Source records:
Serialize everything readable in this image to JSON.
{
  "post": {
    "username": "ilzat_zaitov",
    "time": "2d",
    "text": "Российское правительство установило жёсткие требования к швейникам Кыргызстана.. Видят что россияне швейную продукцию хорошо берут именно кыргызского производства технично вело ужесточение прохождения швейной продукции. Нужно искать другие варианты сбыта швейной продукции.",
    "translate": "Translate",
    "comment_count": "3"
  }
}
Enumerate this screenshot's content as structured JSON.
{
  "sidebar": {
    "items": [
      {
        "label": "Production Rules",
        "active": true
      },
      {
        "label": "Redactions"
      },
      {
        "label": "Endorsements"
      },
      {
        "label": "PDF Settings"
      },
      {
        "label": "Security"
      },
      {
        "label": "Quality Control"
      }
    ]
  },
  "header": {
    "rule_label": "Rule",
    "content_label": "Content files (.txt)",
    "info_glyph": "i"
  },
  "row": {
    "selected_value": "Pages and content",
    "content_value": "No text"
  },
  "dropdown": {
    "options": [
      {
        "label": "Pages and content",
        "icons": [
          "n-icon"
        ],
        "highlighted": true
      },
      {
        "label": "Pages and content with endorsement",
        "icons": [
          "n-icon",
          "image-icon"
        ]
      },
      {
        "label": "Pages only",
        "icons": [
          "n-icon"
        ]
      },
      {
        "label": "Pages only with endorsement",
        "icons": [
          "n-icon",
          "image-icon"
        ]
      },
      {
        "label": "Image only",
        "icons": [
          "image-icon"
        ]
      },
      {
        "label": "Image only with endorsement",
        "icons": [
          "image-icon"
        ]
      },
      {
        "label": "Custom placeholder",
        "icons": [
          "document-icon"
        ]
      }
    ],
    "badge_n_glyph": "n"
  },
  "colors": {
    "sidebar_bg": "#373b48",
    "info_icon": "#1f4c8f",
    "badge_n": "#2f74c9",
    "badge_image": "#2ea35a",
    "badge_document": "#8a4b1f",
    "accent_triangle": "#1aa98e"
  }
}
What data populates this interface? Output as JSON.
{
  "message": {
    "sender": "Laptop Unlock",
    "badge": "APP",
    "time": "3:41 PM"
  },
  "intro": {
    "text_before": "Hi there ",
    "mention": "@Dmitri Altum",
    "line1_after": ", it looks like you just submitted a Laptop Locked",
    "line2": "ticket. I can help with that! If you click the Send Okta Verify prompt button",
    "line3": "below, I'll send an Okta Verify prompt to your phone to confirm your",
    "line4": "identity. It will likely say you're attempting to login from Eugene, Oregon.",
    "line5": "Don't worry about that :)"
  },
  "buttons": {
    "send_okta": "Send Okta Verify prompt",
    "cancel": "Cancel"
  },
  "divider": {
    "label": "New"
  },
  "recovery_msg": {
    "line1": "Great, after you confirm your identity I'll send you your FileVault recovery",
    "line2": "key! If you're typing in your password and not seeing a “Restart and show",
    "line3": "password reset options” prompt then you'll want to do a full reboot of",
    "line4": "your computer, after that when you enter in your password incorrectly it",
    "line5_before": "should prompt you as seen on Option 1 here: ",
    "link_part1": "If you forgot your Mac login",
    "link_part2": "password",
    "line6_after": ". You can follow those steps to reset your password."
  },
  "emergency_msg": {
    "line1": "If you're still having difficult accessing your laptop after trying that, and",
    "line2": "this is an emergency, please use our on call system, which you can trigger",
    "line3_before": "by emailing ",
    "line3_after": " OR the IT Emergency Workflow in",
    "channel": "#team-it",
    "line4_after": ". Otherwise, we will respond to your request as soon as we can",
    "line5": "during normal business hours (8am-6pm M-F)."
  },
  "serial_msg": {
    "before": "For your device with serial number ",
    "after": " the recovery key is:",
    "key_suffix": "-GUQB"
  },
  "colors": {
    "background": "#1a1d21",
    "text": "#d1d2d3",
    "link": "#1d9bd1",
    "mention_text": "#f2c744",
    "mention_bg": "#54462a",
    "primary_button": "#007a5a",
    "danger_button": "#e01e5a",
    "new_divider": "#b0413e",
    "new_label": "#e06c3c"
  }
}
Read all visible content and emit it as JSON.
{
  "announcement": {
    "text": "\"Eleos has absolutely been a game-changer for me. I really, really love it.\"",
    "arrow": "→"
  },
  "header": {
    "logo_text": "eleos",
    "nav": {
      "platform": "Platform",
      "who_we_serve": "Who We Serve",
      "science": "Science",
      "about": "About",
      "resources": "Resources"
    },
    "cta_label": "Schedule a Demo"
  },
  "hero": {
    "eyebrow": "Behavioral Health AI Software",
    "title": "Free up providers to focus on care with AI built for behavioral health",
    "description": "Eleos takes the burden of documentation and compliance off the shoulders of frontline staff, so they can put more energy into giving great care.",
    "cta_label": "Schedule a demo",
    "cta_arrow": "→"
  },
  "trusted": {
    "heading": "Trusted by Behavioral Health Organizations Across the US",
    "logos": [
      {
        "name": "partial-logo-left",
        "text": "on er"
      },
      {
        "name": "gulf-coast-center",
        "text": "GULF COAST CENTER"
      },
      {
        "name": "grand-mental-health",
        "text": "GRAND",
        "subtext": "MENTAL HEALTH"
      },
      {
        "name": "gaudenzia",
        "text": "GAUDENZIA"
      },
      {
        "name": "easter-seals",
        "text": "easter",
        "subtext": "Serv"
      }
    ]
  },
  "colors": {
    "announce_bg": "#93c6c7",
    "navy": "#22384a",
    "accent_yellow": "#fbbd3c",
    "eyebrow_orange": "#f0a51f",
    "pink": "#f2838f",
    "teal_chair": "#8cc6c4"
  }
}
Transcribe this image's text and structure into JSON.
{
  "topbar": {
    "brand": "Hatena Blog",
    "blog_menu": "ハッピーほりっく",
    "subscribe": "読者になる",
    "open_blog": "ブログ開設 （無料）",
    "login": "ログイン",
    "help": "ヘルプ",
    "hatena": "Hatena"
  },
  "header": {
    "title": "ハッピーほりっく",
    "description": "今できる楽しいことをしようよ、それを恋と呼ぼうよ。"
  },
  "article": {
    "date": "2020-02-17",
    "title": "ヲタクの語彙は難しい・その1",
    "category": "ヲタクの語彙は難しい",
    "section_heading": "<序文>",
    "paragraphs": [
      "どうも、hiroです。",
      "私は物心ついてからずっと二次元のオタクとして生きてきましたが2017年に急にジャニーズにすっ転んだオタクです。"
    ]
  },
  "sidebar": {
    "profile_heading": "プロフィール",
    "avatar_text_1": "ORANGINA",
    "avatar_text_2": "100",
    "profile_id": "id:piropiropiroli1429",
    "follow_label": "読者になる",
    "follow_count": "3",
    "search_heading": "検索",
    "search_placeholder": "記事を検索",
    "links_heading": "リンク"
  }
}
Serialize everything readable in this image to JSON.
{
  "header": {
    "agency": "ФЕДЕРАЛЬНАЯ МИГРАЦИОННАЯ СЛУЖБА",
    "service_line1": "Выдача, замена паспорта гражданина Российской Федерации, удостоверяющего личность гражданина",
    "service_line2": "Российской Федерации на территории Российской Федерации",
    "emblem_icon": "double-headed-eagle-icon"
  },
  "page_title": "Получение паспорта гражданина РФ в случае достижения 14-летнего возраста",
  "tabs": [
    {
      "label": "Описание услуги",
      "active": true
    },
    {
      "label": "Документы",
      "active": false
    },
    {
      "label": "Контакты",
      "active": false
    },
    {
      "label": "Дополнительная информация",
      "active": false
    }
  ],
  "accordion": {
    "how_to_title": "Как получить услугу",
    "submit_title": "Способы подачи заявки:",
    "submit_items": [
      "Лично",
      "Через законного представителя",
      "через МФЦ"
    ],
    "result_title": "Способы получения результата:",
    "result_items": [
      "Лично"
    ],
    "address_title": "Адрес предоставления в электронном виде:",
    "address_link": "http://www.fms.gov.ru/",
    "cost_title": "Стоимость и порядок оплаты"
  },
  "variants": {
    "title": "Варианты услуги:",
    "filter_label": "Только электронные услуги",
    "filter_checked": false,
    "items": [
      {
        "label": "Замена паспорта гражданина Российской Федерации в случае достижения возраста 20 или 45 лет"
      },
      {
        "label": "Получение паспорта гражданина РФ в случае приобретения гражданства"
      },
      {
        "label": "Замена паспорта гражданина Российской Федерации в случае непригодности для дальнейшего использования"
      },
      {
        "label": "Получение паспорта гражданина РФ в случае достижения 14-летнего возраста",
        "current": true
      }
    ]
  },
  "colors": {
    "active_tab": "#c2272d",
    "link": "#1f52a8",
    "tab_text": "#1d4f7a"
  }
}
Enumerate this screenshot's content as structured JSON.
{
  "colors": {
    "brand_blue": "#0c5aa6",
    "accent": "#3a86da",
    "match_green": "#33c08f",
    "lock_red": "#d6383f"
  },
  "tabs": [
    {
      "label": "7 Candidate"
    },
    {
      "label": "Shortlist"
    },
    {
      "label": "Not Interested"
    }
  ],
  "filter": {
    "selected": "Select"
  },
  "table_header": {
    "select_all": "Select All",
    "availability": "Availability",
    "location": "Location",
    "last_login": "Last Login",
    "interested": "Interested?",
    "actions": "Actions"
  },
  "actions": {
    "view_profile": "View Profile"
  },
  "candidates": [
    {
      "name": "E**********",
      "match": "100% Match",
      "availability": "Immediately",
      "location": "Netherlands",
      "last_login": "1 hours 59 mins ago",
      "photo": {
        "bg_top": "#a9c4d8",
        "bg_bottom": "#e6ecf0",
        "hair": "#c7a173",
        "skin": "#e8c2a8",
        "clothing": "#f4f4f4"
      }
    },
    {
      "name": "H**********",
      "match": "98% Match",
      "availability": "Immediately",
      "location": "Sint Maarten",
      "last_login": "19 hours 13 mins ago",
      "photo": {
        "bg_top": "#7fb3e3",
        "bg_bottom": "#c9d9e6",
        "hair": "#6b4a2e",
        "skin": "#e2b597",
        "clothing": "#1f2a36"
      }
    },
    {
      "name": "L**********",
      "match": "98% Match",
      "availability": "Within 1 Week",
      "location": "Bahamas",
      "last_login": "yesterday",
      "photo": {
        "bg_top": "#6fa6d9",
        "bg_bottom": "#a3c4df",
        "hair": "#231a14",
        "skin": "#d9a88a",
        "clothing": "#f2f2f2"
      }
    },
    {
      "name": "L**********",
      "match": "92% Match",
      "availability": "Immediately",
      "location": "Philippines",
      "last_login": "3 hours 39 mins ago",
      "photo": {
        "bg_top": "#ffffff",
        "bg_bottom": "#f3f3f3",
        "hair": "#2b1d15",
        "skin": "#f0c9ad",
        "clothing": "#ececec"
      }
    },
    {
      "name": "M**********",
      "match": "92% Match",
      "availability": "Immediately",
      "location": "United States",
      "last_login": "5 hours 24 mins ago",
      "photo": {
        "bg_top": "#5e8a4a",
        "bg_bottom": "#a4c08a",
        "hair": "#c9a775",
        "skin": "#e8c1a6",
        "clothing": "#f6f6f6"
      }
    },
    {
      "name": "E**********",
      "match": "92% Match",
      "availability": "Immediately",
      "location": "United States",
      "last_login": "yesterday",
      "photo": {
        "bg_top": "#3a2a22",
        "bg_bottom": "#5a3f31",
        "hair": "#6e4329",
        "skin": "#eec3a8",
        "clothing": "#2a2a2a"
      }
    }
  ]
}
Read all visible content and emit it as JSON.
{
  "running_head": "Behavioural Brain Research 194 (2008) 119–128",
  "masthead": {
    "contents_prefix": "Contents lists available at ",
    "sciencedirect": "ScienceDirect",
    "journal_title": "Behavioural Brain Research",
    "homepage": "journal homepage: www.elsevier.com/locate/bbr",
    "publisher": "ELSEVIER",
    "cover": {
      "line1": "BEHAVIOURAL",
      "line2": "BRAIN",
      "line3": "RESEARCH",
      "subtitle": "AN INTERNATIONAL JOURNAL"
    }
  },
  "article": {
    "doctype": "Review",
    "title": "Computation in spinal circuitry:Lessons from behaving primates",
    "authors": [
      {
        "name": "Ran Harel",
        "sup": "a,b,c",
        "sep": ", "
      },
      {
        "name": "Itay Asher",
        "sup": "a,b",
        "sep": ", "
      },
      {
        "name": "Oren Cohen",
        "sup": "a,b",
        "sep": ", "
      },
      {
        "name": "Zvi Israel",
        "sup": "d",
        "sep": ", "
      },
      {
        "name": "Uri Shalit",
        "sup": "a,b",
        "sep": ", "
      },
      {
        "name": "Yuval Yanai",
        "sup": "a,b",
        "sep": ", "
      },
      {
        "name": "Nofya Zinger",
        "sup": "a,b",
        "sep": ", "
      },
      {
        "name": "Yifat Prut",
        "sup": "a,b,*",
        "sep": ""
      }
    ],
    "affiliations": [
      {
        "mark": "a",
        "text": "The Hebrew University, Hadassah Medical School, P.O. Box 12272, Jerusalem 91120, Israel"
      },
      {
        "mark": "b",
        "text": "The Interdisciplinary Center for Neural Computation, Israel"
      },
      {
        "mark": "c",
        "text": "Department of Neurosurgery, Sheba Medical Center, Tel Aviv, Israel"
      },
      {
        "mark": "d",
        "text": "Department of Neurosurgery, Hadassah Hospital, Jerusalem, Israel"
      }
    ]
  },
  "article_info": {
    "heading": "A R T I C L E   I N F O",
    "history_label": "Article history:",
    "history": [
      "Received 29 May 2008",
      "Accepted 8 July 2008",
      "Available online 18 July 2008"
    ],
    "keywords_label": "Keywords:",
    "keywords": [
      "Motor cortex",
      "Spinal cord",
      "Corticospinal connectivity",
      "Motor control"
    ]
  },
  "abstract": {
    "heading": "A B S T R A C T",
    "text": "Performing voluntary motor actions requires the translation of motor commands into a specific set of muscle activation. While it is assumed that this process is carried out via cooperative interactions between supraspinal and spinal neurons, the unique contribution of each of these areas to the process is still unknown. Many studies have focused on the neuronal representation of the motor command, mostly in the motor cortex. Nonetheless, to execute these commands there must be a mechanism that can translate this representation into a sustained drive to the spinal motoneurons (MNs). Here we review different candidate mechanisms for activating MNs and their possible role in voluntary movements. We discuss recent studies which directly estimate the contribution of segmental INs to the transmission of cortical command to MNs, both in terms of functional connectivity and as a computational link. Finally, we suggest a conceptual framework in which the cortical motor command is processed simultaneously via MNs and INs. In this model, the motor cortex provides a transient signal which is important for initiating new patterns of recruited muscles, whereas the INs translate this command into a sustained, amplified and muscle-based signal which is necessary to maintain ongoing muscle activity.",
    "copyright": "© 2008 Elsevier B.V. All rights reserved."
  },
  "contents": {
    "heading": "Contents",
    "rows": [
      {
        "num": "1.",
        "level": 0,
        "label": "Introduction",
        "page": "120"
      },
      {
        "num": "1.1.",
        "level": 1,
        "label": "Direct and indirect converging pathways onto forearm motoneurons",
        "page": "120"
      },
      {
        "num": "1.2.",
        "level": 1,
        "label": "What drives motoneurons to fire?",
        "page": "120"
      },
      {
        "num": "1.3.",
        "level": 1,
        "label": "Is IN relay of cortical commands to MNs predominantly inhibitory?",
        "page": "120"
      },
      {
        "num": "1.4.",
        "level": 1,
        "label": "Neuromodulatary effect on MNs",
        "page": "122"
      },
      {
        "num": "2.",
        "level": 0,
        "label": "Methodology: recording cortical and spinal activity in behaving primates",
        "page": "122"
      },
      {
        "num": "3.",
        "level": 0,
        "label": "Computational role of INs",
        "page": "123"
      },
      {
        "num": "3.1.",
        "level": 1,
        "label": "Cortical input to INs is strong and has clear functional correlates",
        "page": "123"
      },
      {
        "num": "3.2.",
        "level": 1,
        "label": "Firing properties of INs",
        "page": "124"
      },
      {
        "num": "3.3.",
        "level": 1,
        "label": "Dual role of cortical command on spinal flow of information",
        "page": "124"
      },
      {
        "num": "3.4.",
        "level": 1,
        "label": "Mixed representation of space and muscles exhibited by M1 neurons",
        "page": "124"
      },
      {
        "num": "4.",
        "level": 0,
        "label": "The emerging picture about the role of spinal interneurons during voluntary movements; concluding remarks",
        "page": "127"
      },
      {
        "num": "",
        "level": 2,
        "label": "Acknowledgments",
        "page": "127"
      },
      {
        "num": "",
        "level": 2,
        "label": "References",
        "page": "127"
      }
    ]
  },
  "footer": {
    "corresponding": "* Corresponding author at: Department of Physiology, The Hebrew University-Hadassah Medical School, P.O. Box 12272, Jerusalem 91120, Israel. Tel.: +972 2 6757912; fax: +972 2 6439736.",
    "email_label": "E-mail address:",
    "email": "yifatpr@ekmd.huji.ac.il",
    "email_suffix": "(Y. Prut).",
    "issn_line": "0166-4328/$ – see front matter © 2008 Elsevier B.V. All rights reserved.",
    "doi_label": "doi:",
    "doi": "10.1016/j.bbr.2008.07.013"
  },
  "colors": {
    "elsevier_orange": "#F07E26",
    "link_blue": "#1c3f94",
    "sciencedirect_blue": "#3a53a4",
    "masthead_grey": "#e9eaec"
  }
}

Instructions to follow: Which lines of the data include "location"? Copy each of them.

Response to this exercise:
    "location": "Location",
      "location": "Netherlands",
      "location": "Sint Maarten",
      "location": "Bahamas",
      "location": "Philippines",
      "location": "United States",
      "location": "United States",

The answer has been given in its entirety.